> **DATA LINES**
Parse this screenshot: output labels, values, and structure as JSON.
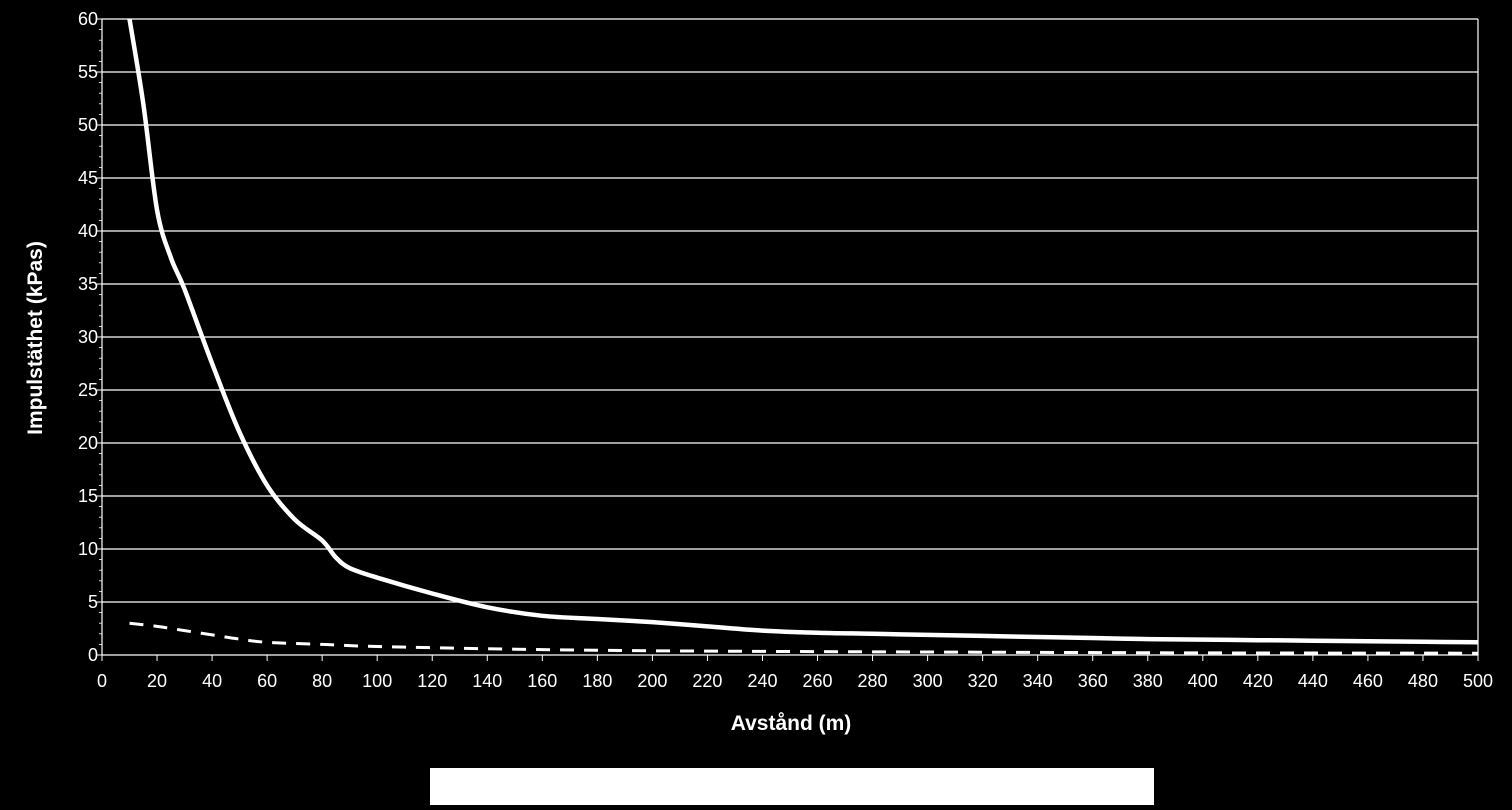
{
  "chart_data": {
    "type": "line",
    "title": "",
    "xlabel": "Avstånd (m)",
    "ylabel": "Impulstäthet (kPas)",
    "xlim": [
      0,
      500
    ],
    "ylim": [
      0,
      60
    ],
    "x_ticks": [
      "0",
      "20",
      "40",
      "60",
      "80",
      "100",
      "120",
      "140",
      "160",
      "180",
      "200",
      "220",
      "240",
      "260",
      "280",
      "300",
      "320",
      "340",
      "360",
      "380",
      "400",
      "420",
      "440",
      "460",
      "480",
      "500"
    ],
    "y_ticks": [
      "0",
      "5",
      "10",
      "15",
      "20",
      "25",
      "30",
      "35",
      "40",
      "45",
      "50",
      "55",
      "60"
    ],
    "grid": "horizontal",
    "background": "#000000",
    "line_color": "#ffffff",
    "series": [
      {
        "style": "solid",
        "points": [
          [
            10,
            60
          ],
          [
            15,
            52
          ],
          [
            20,
            42
          ],
          [
            25,
            37.5
          ],
          [
            30,
            34.5
          ],
          [
            40,
            27.5
          ],
          [
            50,
            21
          ],
          [
            60,
            16
          ],
          [
            70,
            12.8
          ],
          [
            80,
            10.8
          ],
          [
            85,
            9.2
          ],
          [
            90,
            8.2
          ],
          [
            100,
            7.3
          ],
          [
            120,
            5.8
          ],
          [
            140,
            4.5
          ],
          [
            160,
            3.7
          ],
          [
            180,
            3.4
          ],
          [
            200,
            3.1
          ],
          [
            220,
            2.7
          ],
          [
            240,
            2.3
          ],
          [
            260,
            2.1
          ],
          [
            280,
            2.0
          ],
          [
            300,
            1.9
          ],
          [
            320,
            1.8
          ],
          [
            340,
            1.7
          ],
          [
            360,
            1.6
          ],
          [
            380,
            1.5
          ],
          [
            400,
            1.45
          ],
          [
            420,
            1.4
          ],
          [
            440,
            1.35
          ],
          [
            460,
            1.3
          ],
          [
            480,
            1.25
          ],
          [
            500,
            1.2
          ]
        ]
      },
      {
        "style": "dashed",
        "points": [
          [
            10,
            3.0
          ],
          [
            20,
            2.7
          ],
          [
            30,
            2.3
          ],
          [
            40,
            1.9
          ],
          [
            50,
            1.5
          ],
          [
            60,
            1.2
          ],
          [
            80,
            1.0
          ],
          [
            100,
            0.8
          ],
          [
            150,
            0.55
          ],
          [
            200,
            0.4
          ],
          [
            250,
            0.33
          ],
          [
            300,
            0.28
          ],
          [
            350,
            0.24
          ],
          [
            400,
            0.2
          ],
          [
            450,
            0.18
          ],
          [
            500,
            0.17
          ]
        ]
      }
    ]
  }
}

> **WHAT THE TASK ASKS**
Pictures are to be left out; the records above must be repeated word for word.

> **RESULT FOR THIS EXERCISE**
Parse this screenshot: output labels, values, and structure as JSON.
{
  "chart_data": {
    "type": "line",
    "title": "",
    "xlabel": "Avstånd (m)",
    "ylabel": "Impulstäthet (kPas)",
    "xlim": [
      0,
      500
    ],
    "ylim": [
      0,
      60
    ],
    "x_ticks": [
      "0",
      "20",
      "40",
      "60",
      "80",
      "100",
      "120",
      "140",
      "160",
      "180",
      "200",
      "220",
      "240",
      "260",
      "280",
      "300",
      "320",
      "340",
      "360",
      "380",
      "400",
      "420",
      "440",
      "460",
      "480",
      "500"
    ],
    "y_ticks": [
      "0",
      "5",
      "10",
      "15",
      "20",
      "25",
      "30",
      "35",
      "40",
      "45",
      "50",
      "55",
      "60"
    ],
    "grid": "horizontal",
    "background": "#000000",
    "line_color": "#ffffff",
    "series": [
      {
        "style": "solid",
        "points": [
          [
            10,
            60
          ],
          [
            15,
            52
          ],
          [
            20,
            42
          ],
          [
            25,
            37.5
          ],
          [
            30,
            34.5
          ],
          [
            40,
            27.5
          ],
          [
            50,
            21
          ],
          [
            60,
            16
          ],
          [
            70,
            12.8
          ],
          [
            80,
            10.8
          ],
          [
            85,
            9.2
          ],
          [
            90,
            8.2
          ],
          [
            100,
            7.3
          ],
          [
            120,
            5.8
          ],
          [
            140,
            4.5
          ],
          [
            160,
            3.7
          ],
          [
            180,
            3.4
          ],
          [
            200,
            3.1
          ],
          [
            220,
            2.7
          ],
          [
            240,
            2.3
          ],
          [
            260,
            2.1
          ],
          [
            280,
            2.0
          ],
          [
            300,
            1.9
          ],
          [
            320,
            1.8
          ],
          [
            340,
            1.7
          ],
          [
            360,
            1.6
          ],
          [
            380,
            1.5
          ],
          [
            400,
            1.45
          ],
          [
            420,
            1.4
          ],
          [
            440,
            1.35
          ],
          [
            460,
            1.3
          ],
          [
            480,
            1.25
          ],
          [
            500,
            1.2
          ]
        ]
      },
      {
        "style": "dashed",
        "points": [
          [
            10,
            3.0
          ],
          [
            20,
            2.7
          ],
          [
            30,
            2.3
          ],
          [
            40,
            1.9
          ],
          [
            50,
            1.5
          ],
          [
            60,
            1.2
          ],
          [
            80,
            1.0
          ],
          [
            100,
            0.8
          ],
          [
            150,
            0.55
          ],
          [
            200,
            0.4
          ],
          [
            250,
            0.33
          ],
          [
            300,
            0.28
          ],
          [
            350,
            0.24
          ],
          [
            400,
            0.2
          ],
          [
            450,
            0.18
          ],
          [
            500,
            0.17
          ]
        ]
      }
    ]
  }
}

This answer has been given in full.